◆ **EXERCISE REQUIREMENTS**: Your answer should be a single number: the count of lines that include the word "screenshot".

◆ **RECORDED INFORMATION**:
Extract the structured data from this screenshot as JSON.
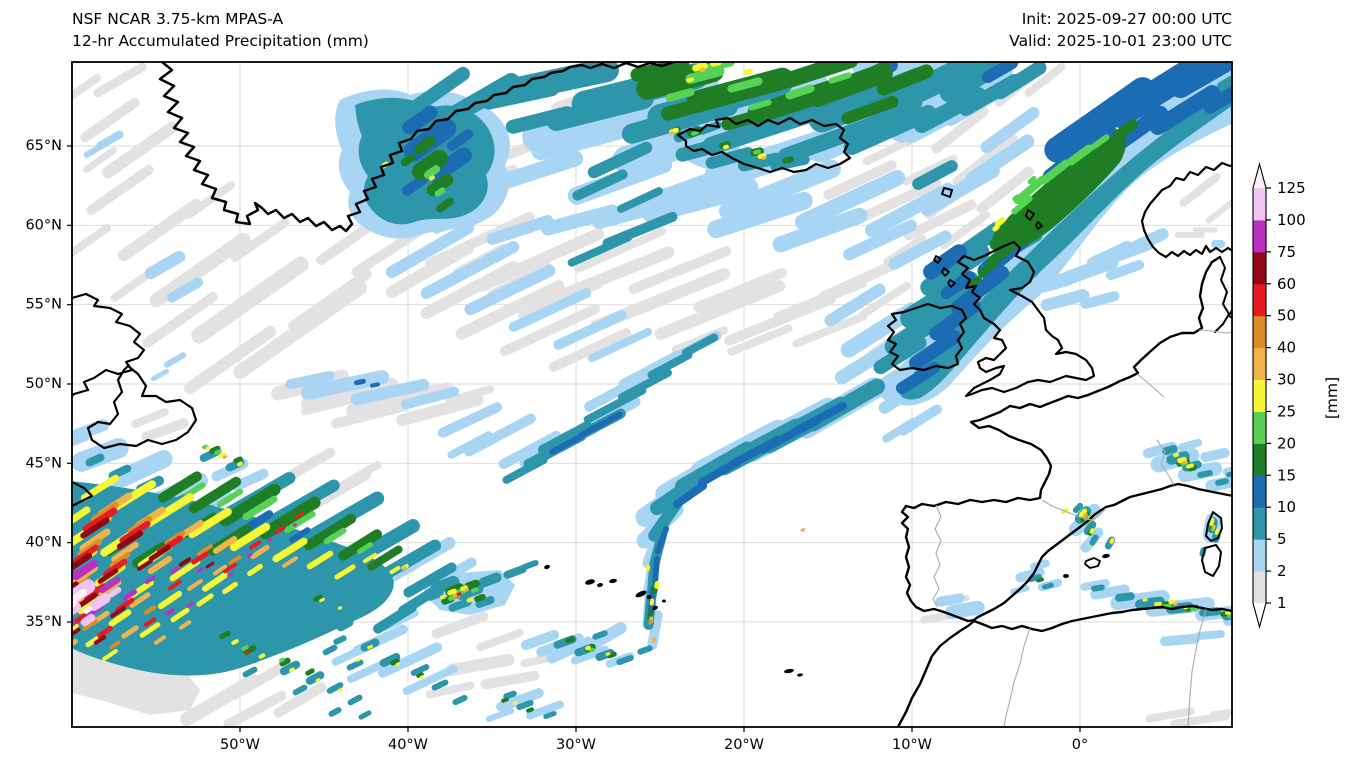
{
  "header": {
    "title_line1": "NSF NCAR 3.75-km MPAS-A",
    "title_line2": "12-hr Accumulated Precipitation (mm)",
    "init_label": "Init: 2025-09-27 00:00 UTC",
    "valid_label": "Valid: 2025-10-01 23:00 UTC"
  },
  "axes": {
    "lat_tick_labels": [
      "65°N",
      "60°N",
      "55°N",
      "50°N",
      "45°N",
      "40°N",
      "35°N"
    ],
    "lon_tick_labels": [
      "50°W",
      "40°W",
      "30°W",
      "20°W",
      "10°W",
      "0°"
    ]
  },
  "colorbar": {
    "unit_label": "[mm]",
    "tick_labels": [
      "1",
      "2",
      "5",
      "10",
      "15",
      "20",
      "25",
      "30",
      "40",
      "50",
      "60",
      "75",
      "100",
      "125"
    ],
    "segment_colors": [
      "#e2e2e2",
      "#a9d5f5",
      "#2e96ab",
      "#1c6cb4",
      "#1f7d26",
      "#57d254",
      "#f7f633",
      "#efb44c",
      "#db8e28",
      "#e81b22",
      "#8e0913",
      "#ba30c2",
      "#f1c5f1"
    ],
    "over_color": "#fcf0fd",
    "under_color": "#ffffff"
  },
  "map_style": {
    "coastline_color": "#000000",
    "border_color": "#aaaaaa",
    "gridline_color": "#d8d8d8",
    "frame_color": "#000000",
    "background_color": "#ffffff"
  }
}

...

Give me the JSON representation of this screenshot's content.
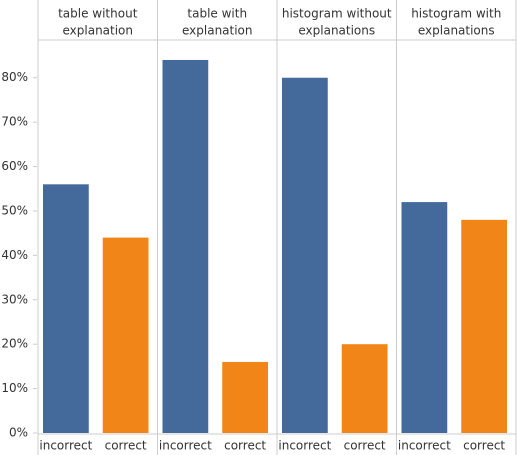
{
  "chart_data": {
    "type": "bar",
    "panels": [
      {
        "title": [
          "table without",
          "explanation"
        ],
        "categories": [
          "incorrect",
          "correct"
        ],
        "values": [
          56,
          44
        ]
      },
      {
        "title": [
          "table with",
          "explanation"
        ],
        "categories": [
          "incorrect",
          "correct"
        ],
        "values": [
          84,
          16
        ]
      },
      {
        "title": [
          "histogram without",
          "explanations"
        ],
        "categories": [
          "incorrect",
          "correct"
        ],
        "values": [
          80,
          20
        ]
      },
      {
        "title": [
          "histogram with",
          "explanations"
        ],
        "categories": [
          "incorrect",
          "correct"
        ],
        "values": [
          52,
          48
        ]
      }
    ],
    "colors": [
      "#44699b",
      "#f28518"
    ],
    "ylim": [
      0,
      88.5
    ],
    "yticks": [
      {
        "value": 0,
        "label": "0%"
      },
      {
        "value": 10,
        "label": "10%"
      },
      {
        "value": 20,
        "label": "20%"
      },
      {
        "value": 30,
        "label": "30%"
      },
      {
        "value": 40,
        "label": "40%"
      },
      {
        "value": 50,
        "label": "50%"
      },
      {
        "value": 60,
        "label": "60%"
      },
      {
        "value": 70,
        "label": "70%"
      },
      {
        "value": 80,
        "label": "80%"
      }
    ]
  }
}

◆ **RESULT BELOW**: 2